_Stated task_
Rewrite the stretch of items from the line containing "Localize all elements." through the line containing "legend-label: 128 bbox=[215, 297, 237, 311]", putting "y-axis-tick-label" in place of "y-tick-label" and changing nothing else.

Coordinate annotation items:

>>>>

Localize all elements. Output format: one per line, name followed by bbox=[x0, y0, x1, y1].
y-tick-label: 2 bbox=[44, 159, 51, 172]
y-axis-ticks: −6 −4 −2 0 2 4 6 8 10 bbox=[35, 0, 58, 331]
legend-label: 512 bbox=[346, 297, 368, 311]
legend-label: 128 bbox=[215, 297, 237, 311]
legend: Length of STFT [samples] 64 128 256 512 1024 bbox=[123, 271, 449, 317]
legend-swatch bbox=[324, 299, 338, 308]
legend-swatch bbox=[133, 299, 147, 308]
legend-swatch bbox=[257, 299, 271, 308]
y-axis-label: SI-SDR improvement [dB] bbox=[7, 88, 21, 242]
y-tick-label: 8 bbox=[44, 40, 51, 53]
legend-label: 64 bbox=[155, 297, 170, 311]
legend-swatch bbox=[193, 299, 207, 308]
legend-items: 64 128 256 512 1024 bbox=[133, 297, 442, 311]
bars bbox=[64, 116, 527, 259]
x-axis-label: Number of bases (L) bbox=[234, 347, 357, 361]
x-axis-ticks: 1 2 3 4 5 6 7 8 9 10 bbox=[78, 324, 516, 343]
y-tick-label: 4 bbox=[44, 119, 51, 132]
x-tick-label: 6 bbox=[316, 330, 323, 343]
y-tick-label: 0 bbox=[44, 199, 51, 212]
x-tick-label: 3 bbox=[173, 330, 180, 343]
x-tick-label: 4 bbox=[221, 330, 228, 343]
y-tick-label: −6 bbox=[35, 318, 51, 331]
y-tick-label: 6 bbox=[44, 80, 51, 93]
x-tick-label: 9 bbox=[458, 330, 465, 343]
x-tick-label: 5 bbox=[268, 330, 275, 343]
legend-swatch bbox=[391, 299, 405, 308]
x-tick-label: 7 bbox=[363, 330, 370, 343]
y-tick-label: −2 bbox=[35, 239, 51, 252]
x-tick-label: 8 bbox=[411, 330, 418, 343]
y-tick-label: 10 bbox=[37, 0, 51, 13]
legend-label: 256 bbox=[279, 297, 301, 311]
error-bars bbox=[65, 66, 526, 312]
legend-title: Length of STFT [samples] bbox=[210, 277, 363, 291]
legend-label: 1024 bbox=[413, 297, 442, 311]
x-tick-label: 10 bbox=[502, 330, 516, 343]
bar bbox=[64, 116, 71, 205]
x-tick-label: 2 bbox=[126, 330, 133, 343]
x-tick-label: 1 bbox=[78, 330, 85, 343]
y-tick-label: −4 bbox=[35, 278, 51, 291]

<<<<
>>>>

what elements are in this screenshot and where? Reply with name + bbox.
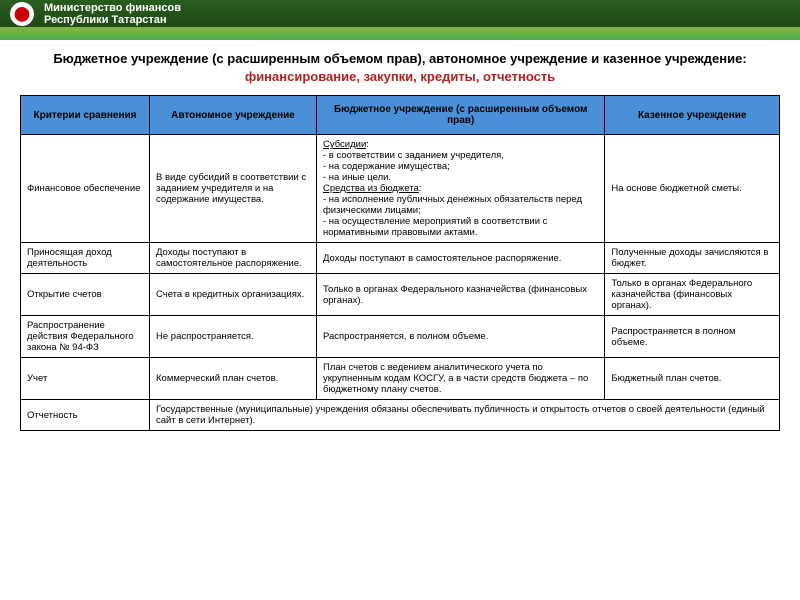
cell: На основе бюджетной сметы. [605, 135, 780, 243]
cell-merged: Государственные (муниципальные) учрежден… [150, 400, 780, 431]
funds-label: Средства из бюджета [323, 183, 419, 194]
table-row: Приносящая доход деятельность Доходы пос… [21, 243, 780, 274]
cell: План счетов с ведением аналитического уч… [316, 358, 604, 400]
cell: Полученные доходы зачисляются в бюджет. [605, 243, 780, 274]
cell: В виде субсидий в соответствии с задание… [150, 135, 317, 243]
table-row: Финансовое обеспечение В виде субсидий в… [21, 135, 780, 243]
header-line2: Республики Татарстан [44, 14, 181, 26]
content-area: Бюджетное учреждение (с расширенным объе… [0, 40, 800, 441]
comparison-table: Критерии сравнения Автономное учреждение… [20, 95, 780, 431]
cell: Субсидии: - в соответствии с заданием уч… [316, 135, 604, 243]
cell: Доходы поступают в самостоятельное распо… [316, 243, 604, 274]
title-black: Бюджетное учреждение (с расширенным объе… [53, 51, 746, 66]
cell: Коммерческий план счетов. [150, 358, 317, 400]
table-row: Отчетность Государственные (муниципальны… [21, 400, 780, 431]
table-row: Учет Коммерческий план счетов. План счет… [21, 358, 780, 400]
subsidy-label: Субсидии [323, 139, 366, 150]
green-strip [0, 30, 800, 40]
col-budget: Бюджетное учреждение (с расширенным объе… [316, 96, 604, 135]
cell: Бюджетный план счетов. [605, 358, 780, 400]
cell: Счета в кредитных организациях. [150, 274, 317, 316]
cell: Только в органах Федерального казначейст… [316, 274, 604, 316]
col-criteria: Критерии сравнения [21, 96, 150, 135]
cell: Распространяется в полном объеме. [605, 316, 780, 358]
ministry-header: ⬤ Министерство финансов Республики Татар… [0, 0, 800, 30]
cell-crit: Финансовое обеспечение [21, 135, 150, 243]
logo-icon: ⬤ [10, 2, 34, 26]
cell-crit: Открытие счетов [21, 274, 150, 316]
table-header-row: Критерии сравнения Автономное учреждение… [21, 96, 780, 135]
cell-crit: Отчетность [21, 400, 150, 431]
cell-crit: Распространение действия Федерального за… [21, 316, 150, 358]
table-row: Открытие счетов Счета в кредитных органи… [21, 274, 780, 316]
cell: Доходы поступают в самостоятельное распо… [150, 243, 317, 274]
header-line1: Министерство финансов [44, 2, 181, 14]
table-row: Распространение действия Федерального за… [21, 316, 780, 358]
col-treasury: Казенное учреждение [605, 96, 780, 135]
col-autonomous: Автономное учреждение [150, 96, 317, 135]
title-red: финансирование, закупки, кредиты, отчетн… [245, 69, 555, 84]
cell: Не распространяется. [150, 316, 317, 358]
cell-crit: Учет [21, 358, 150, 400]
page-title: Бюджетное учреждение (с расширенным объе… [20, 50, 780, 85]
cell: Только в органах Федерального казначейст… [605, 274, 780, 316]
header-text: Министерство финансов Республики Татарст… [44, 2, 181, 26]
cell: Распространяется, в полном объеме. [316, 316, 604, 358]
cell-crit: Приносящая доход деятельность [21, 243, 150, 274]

<<<<
>>>>

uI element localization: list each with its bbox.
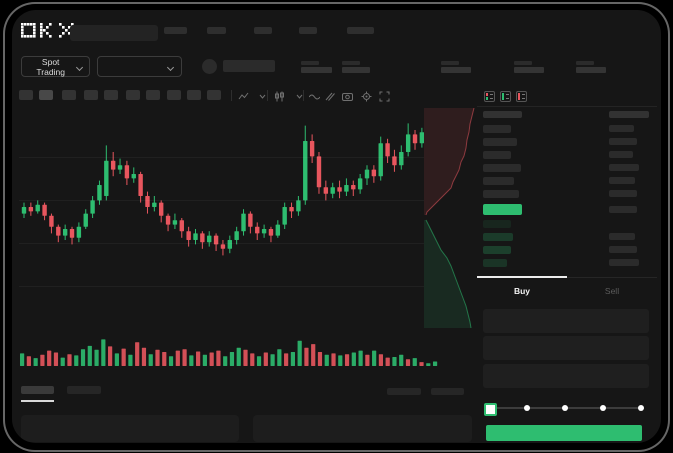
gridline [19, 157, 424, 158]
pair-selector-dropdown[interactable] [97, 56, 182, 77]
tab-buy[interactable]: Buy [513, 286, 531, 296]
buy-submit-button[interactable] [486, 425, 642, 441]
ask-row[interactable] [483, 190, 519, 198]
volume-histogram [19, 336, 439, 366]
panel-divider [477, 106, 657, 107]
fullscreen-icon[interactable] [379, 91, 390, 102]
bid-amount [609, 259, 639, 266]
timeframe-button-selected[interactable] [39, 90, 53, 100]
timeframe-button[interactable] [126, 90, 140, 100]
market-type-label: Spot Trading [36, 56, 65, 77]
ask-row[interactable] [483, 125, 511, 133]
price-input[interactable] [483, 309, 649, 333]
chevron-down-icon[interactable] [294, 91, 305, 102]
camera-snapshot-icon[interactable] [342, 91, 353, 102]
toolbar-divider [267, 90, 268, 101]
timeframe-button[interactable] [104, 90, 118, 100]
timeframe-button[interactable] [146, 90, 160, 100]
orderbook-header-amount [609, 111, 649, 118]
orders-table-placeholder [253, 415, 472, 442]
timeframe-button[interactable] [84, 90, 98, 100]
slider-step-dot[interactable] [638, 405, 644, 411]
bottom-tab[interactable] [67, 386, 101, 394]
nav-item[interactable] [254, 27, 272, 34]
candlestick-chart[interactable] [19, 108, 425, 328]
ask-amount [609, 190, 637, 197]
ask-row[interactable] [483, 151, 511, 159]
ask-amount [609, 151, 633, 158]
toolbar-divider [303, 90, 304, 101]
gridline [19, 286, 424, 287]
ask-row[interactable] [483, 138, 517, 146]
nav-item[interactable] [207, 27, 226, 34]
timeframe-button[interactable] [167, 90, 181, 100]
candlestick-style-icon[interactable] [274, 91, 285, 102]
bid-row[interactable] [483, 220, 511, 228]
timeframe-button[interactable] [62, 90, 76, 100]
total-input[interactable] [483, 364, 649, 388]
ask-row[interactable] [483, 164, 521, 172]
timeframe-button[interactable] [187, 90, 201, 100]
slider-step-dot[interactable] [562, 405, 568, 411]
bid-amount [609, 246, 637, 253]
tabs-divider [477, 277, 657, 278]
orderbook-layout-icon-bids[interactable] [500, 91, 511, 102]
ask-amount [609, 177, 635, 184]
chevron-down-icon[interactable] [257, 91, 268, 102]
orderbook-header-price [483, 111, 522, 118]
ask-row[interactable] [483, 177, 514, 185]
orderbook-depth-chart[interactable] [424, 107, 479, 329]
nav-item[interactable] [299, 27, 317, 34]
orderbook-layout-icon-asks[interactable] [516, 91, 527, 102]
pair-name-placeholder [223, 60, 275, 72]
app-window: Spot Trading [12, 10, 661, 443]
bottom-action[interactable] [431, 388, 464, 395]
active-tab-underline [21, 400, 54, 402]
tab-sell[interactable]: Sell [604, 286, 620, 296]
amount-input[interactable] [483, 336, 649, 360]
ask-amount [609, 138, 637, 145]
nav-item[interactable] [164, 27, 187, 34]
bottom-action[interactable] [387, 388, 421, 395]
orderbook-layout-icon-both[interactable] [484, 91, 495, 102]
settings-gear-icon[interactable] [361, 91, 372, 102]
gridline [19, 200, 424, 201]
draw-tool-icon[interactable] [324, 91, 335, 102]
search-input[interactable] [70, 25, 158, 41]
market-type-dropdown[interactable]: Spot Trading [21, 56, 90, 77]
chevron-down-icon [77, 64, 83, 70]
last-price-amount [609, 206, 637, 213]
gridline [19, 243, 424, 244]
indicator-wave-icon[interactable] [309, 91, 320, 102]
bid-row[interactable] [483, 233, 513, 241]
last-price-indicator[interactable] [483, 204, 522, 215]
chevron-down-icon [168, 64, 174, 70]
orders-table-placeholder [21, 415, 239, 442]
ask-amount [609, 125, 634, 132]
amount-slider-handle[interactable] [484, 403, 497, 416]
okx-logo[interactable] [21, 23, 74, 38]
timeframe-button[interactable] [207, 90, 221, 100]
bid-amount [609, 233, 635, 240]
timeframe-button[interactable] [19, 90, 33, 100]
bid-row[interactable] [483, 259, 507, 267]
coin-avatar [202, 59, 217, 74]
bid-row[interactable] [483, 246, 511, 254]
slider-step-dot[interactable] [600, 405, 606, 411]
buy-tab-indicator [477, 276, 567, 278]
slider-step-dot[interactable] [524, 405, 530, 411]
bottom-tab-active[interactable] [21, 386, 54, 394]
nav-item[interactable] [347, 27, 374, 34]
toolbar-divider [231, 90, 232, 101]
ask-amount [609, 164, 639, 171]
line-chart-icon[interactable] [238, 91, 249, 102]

<<<<

_Worked solution_
Localize all elements. Output format: one per line, name followed by bbox=[x0, y0, x1, y1].
y-axis-tick-label: 2 bbox=[44, 159, 51, 172]
y-axis-ticks: −6 −4 −2 0 2 4 6 8 10 bbox=[35, 0, 58, 331]
legend-label: 512 bbox=[346, 297, 368, 311]
legend-label: 128 bbox=[215, 297, 237, 311]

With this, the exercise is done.